** DOCUMENT EXTRACT **
"""
Carotidynia

Carotidynia describes pain arising from the cervical carotid artery resulting in unilateral neck pain that frequently radiates to the ipsilateral face and ear and sometimes to the head. Facial pain is a common primary symptom and carotid artery tenderness and overlying soft tissue swelling are the major physical findings. Raskin (1988) reports that there are two forms of this disorder: an acute form that results in a monophasic illness usually lasting for a week or two and tending not to recur; and a chronic recurring form that appears to be a variant of migraine and is responsive to antimigraine measures. Both forms are common and are highly responsive to the administration of corticosteroids.
Acute carotidynia has been most accurately described in Roseman’s 1967 report. There were 33 patients affected, without apparent sexual predilection, with an age range of 15 to 78 years. Seven patients had evidence of a concurrent upper respiratory infection. Seven patients had a history of migraine. In three patients, bilateral pain was reported and three other patients experienced multiple (two, three, and four) attacks. In 17 patients neck pain was aggravated by head and neck motion, swallowing, coughing, chewing, yawning, or sneezing. The character of the pain was reported as stabbing, throbbing, or dull and continuous. The duration of the syndrome ranged from 5 days to 4 months (average, 12 days). Although Roseman found that corticosteroids at very low dosages were not helpful, Bank (1978) found that in 12 patients moderate dosages of prednisone (30 mg) given for 2 days and tapered over the next 4 days rendered all 12 pain-free within 24 hours and without carotid artery tenderness within 3 to 4 days, without exception. Others (Sanders, 1962) have found that the acute syndrome is steroid-responsive as well. Raskin (1988) begins treatment with 60 mg prednisone or 24 mg triamcinolone daily for 7 days and then tapers the dosage over the next 7 days. Feit (1982) has found that triamcinolone is superior to prednisone in the treatment of this disorder. Raskin (1988) found that several patients with incomplete responses to prednisone improved dramatically when triamcinolone was substituted.
Of course, acute carotid pain in the absence of other neurologic findings may also rarely be the major manifestation of temporal arteritis (Sanders, 1962), spontaneous carotid dissection (Mokri et al, 1986; Hart and Easton, 1983), and carotid atherosclerosis or dysplasia. Acute neck pain may also result from thyroiditis and careful examination of the neck should identify the anatomic source of tenderness. MRI of the neck has proven highly sensitive in the diagnosis of structural disease of the carotid arteries, so that this imaging study should be considered if there is no other explanation.
Chronic, recurring carotidynia has also been termed facial migraine (Raskin, 1988). Lovshin (1960) recorded 100 such cases and was the first to appreciate the relationship to migraine. Most of his patients were women in the fourth and fifth decades. He observed that the carotid artery was almost always tender during a migraine attack and that the absence of headache should not deter the diagnosis of this migraine variant. Raskin and Prusiner (1977) reintroduced the concept of the chronic carotidynia syndrome as a form of migraine in their description of 8 patients evaluated over 6 years. The patients were women, aged 37 to 77 years with pain located at the jaw or neck. The patients experienced continuous, dull pain with superimposed throbbing or pounding episodically once to several times weekly; each exacerbation lasted minutes to hours. Occasionally, sharp, ice pick-like jabs were also reported. They believe that the primary mechanism of the recurring carotidynia syndrome is that of migraine, with a secondary vascular phenomena focused upon the carotid artery instead of the more commonly involved superficial temporal artery. Carotidynia is by far the most common cause of recurring facial pain in association with the findings of carotid tenderness and soft tissue swelling. According to Raskin (1988) dental trauma has proven to be fairly common precipitant of the syndrome. A differential of this syndrome should include temporal arteritis as well as unruptured cervical carotid aneurysm.
Additional considerations with ipsilateral neck pain in the region of the carotid artery near its bifurcation include thyroiditis, migraine, aneurysm of the carotid system, and neck neoplasms (Cannon, 1994).
"""
** EXERCISE TASKS **
**a.** Retype the part of the carotidynia text that opens with the words containing "Additional considerations with" and closes with "neoplasms (Cannon, 1994).".
**b.** Answer these questions from the carotidynia text:
(i) How many patients were affected in Roseman's 1967 report?
(ii) How many cases of chronic, recurring carotidynia did Lovshin (1960) record?
(iii) According to Raskin (1988), what has proven to be a fairly common precipitant of the recurring syndrome?
Rely on nothing but the carotidynia text.

** Extracted data entries **
"""
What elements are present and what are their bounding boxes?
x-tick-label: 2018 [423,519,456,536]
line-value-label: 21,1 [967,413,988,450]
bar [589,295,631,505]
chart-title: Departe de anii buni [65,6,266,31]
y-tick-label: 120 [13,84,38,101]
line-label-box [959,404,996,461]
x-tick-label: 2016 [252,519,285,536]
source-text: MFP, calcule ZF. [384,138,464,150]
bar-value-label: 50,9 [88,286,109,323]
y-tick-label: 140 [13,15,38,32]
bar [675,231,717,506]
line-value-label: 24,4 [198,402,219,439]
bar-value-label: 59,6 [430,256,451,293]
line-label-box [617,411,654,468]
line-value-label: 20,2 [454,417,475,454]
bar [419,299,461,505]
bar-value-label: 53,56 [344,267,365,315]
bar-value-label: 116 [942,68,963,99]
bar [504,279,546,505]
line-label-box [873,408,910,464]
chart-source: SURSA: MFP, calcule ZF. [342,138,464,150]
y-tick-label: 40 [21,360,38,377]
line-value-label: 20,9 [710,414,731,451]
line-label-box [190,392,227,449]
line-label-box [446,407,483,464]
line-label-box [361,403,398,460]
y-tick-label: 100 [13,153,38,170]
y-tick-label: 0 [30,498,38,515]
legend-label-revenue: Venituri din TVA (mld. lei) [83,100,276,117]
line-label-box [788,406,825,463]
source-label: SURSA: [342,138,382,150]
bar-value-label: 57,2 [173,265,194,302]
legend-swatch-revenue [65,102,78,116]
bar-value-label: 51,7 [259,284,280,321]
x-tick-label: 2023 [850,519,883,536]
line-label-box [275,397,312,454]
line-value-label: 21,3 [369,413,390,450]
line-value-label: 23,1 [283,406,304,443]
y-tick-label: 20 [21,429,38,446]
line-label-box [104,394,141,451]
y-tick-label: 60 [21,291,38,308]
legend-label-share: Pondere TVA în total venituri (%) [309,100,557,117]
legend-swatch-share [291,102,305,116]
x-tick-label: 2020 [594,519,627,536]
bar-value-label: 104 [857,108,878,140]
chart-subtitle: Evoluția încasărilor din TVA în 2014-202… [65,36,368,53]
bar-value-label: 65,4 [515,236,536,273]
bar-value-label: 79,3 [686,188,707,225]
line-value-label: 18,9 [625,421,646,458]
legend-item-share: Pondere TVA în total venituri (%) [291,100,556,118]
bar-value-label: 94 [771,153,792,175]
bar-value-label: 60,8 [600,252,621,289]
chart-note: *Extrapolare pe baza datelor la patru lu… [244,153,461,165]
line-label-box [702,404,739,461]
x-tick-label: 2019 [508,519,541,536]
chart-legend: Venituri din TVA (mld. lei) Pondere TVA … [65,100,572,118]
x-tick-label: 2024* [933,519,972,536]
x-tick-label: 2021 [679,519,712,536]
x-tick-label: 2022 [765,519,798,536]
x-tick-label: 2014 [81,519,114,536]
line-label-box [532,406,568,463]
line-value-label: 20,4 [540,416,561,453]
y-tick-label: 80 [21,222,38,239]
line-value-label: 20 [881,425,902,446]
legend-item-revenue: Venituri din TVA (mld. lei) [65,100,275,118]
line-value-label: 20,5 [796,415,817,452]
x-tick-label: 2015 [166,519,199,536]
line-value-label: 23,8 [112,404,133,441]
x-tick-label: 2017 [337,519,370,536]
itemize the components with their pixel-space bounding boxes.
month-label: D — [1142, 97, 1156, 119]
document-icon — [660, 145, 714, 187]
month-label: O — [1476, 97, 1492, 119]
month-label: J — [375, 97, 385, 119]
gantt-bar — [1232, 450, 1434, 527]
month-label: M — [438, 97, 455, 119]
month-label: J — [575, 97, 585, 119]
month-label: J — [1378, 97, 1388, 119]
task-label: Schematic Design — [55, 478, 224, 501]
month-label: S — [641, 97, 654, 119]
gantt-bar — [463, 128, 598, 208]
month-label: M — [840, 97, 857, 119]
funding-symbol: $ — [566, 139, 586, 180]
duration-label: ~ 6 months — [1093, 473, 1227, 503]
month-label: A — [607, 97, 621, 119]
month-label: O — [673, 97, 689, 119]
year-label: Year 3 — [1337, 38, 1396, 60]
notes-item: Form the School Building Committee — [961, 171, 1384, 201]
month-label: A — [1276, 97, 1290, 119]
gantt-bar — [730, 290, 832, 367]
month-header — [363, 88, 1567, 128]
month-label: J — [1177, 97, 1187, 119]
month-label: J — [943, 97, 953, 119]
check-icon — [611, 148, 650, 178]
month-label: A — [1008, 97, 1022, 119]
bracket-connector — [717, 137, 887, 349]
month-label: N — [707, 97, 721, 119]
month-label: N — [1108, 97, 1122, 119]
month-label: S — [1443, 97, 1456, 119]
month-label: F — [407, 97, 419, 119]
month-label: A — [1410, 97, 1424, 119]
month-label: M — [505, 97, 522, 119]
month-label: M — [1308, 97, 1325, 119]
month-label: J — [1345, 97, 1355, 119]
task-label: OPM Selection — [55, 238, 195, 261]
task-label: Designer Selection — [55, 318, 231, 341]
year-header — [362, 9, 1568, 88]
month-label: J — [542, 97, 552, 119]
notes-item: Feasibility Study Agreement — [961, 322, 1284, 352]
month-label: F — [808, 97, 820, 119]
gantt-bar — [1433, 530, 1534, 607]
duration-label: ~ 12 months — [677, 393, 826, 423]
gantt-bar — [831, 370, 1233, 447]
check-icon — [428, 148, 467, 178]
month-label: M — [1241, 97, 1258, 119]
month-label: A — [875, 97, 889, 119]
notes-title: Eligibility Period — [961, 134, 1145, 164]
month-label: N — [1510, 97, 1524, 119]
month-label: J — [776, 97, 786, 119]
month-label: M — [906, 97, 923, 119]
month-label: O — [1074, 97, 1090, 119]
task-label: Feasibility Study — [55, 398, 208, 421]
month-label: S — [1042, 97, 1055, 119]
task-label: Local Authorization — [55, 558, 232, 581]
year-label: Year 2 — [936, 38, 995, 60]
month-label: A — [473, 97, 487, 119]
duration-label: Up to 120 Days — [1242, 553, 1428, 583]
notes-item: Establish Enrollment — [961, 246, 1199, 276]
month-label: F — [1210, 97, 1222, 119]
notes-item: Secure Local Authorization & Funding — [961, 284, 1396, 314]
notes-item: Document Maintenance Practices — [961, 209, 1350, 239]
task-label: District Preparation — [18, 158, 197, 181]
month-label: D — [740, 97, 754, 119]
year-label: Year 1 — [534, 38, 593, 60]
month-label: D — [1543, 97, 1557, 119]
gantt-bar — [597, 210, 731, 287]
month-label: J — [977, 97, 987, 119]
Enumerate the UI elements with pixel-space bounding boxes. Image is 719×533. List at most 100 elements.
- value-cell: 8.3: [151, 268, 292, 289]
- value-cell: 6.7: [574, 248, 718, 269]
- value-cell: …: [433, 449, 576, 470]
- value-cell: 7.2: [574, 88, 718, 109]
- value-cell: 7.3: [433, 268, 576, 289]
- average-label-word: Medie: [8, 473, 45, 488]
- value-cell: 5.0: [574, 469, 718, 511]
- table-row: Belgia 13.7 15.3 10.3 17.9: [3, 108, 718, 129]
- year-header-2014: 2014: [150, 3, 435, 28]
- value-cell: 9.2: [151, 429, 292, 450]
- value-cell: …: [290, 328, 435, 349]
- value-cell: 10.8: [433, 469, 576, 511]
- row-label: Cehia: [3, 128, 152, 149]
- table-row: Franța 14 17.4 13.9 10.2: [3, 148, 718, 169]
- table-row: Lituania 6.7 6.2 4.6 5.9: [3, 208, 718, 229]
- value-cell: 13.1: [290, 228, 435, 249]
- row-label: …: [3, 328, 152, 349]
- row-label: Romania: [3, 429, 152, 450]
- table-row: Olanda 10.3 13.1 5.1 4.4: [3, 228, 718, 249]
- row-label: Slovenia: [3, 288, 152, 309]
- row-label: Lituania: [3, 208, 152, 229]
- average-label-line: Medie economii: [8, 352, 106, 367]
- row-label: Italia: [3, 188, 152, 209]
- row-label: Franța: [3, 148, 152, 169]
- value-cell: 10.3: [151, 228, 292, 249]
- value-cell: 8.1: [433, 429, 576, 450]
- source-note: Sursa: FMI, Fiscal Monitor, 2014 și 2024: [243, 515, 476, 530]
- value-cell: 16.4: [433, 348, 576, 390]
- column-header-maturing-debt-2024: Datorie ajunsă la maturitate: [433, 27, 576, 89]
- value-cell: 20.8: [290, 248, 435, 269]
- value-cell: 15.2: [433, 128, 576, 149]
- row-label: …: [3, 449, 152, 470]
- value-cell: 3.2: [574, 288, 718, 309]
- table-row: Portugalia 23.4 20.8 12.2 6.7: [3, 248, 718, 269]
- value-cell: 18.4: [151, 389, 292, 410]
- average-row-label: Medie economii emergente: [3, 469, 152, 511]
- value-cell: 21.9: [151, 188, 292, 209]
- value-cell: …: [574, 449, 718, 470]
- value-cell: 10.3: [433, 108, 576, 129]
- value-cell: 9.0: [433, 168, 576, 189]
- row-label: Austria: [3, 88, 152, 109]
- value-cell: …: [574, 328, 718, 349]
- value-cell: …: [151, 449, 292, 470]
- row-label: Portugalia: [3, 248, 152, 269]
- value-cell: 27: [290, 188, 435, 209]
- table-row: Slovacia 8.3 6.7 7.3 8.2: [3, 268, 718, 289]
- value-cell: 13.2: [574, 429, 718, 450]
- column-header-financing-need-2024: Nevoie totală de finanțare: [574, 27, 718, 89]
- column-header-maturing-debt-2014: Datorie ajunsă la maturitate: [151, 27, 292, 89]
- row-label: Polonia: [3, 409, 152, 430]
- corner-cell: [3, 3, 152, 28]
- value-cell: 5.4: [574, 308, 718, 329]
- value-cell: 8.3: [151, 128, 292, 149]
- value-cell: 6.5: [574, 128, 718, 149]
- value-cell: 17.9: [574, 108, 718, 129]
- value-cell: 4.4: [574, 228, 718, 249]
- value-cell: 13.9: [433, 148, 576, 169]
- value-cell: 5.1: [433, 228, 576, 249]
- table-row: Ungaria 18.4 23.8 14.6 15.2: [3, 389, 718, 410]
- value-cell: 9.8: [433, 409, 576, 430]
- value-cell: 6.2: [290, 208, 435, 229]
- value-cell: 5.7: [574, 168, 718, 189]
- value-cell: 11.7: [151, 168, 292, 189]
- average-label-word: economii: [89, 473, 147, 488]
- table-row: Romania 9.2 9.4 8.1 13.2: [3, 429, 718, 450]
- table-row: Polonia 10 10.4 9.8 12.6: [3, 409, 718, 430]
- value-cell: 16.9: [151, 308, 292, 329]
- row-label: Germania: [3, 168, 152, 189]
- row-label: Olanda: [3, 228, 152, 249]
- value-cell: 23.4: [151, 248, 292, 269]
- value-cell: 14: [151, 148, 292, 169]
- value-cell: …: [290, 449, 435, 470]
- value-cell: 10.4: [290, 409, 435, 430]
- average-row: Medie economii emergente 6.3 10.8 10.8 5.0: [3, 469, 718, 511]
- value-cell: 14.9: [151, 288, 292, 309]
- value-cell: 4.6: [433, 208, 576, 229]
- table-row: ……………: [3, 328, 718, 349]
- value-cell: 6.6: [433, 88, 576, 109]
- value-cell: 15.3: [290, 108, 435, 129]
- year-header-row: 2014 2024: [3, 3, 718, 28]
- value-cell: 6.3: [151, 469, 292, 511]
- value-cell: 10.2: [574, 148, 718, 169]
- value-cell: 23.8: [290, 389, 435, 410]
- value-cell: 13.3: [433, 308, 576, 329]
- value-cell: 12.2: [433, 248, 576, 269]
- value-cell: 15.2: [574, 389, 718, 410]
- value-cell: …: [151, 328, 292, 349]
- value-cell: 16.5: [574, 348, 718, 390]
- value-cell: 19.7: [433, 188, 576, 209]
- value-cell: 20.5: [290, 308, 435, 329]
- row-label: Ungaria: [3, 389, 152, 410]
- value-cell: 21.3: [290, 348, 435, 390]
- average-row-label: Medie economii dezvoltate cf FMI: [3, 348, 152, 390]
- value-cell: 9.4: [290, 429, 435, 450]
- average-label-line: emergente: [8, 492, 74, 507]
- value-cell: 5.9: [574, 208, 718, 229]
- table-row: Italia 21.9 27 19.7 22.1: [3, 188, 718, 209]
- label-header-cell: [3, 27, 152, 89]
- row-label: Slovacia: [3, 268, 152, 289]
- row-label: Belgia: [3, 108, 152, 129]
"""
** SOLUTIONS TO THE TASKS **
**a.**
Additional considerations with ipsilateral neck pain in the region of the carotid artery near its bifurcation include thyroiditis, migraine, aneurysm of the carotid system, and neck neoplasms (Cannon, 1994).

**b.**
(i) 33 patients
(ii) 100 cases
(iii) Dental trauma